— Start RECORDS FOR THIS TASK —
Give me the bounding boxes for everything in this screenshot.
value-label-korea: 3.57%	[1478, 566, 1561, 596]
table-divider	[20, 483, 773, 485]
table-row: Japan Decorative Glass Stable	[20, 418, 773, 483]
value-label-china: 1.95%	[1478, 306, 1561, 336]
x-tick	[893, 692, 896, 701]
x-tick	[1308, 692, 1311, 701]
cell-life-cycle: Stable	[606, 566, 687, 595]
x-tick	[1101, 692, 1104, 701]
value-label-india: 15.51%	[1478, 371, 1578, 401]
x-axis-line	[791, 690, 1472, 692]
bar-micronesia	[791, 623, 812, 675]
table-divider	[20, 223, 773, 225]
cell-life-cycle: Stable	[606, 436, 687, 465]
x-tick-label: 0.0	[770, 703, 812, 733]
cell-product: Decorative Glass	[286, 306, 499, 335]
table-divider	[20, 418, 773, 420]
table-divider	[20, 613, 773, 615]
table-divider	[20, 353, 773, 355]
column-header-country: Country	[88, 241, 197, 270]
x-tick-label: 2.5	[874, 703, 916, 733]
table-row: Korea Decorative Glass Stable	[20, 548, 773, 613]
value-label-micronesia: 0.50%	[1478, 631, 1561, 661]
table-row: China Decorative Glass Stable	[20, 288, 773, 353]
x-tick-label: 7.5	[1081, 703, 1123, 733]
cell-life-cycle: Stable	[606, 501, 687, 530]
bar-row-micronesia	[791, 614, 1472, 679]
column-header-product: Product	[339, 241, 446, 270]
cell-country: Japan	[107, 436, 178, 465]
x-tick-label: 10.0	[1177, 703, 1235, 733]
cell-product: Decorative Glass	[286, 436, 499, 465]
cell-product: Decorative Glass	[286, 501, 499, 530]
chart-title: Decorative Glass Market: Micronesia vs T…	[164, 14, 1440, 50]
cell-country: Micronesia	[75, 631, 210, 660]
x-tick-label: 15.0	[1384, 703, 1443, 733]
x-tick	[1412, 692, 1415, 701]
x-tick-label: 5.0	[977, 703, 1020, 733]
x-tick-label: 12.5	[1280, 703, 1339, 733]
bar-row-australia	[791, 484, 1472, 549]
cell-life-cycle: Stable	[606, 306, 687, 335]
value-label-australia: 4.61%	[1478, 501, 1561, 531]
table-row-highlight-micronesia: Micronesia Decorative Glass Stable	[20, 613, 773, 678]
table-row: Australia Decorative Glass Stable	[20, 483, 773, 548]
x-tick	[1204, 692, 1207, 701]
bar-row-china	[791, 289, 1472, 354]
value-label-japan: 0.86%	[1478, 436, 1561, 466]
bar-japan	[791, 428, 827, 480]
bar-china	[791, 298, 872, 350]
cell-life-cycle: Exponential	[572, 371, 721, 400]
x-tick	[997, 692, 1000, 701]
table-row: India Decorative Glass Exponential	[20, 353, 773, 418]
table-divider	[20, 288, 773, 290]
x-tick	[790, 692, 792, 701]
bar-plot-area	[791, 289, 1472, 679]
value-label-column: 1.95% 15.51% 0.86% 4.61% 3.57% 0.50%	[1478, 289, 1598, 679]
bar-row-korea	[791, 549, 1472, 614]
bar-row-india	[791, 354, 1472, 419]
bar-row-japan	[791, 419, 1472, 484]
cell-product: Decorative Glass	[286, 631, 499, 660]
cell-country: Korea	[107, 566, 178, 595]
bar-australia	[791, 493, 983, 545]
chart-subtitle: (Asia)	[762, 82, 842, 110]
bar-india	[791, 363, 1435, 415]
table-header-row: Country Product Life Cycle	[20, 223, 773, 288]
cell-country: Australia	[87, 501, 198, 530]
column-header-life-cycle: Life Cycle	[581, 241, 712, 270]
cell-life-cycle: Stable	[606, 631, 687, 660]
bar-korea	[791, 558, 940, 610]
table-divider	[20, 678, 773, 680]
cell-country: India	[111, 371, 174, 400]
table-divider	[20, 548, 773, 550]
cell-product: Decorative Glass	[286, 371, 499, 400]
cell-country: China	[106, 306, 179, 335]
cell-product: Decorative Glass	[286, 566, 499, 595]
— End RECORDS FOR THIS TASK —
AIM OF THE TASK:
Copy out every line of the entries above unchanged, in the same order.

SOLUTION FOR THIS PROBLEM:
Give me the bounding boxes for everything in this screenshot.
value-label-korea: 3.57%	[1478, 566, 1561, 596]
table-divider	[20, 483, 773, 485]
table-row: Japan Decorative Glass Stable	[20, 418, 773, 483]
value-label-china: 1.95%	[1478, 306, 1561, 336]
x-tick	[893, 692, 896, 701]
x-tick	[1308, 692, 1311, 701]
cell-life-cycle: Stable	[606, 566, 687, 595]
x-tick	[1101, 692, 1104, 701]
value-label-india: 15.51%	[1478, 371, 1578, 401]
x-axis-line	[791, 690, 1472, 692]
bar-micronesia	[791, 623, 812, 675]
table-divider	[20, 223, 773, 225]
cell-life-cycle: Stable	[606, 436, 687, 465]
x-tick-label: 0.0	[770, 703, 812, 733]
cell-product: Decorative Glass	[286, 306, 499, 335]
table-divider	[20, 418, 773, 420]
table-divider	[20, 613, 773, 615]
table-divider	[20, 353, 773, 355]
column-header-country: Country	[88, 241, 197, 270]
x-tick-label: 2.5	[874, 703, 916, 733]
table-row: Korea Decorative Glass Stable	[20, 548, 773, 613]
value-label-micronesia: 0.50%	[1478, 631, 1561, 661]
table-row: China Decorative Glass Stable	[20, 288, 773, 353]
x-tick-label: 7.5	[1081, 703, 1123, 733]
cell-life-cycle: Stable	[606, 501, 687, 530]
bar-row-micronesia	[791, 614, 1472, 679]
column-header-product: Product	[339, 241, 446, 270]
cell-country: Japan	[107, 436, 178, 465]
x-tick-label: 10.0	[1177, 703, 1235, 733]
cell-product: Decorative Glass	[286, 436, 499, 465]
cell-product: Decorative Glass	[286, 501, 499, 530]
chart-title: Decorative Glass Market: Micronesia vs T…	[164, 14, 1440, 50]
cell-country: Micronesia	[75, 631, 210, 660]
x-tick-label: 15.0	[1384, 703, 1443, 733]
x-tick	[1412, 692, 1415, 701]
x-tick-label: 5.0	[977, 703, 1020, 733]
x-tick-label: 12.5	[1280, 703, 1339, 733]
bar-row-australia	[791, 484, 1472, 549]
cell-life-cycle: Stable	[606, 306, 687, 335]
value-label-australia: 4.61%	[1478, 501, 1561, 531]
table-row-highlight-micronesia: Micronesia Decorative Glass Stable	[20, 613, 773, 678]
table-row: Australia Decorative Glass Stable	[20, 483, 773, 548]
x-tick	[1204, 692, 1207, 701]
bar-row-china	[791, 289, 1472, 354]
value-label-japan: 0.86%	[1478, 436, 1561, 466]
bar-japan	[791, 428, 827, 480]
bar-china	[791, 298, 872, 350]
cell-life-cycle: Exponential	[572, 371, 721, 400]
x-tick	[997, 692, 1000, 701]
table-row: India Decorative Glass Exponential	[20, 353, 773, 418]
table-divider	[20, 288, 773, 290]
x-tick	[790, 692, 792, 701]
bar-plot-area	[791, 289, 1472, 679]
value-label-column: 1.95% 15.51% 0.86% 4.61% 3.57% 0.50%	[1478, 289, 1598, 679]
bar-row-korea	[791, 549, 1472, 614]
bar-row-india	[791, 354, 1472, 419]
bar-row-japan	[791, 419, 1472, 484]
cell-product: Decorative Glass	[286, 631, 499, 660]
cell-country: Korea	[107, 566, 178, 595]
bar-australia	[791, 493, 983, 545]
chart-subtitle: (Asia)	[762, 82, 842, 110]
bar-india	[791, 363, 1435, 415]
table-header-row: Country Product Life Cycle	[20, 223, 773, 288]
cell-country: Australia	[87, 501, 198, 530]
column-header-life-cycle: Life Cycle	[581, 241, 712, 270]
cell-life-cycle: Stable	[606, 631, 687, 660]
bar-korea	[791, 558, 940, 610]
table-divider	[20, 678, 773, 680]
cell-country: India	[111, 371, 174, 400]
table-divider	[20, 548, 773, 550]
cell-product: Decorative Glass	[286, 371, 499, 400]
cell-country: China	[106, 306, 179, 335]
cell-product: Decorative Glass	[286, 566, 499, 595]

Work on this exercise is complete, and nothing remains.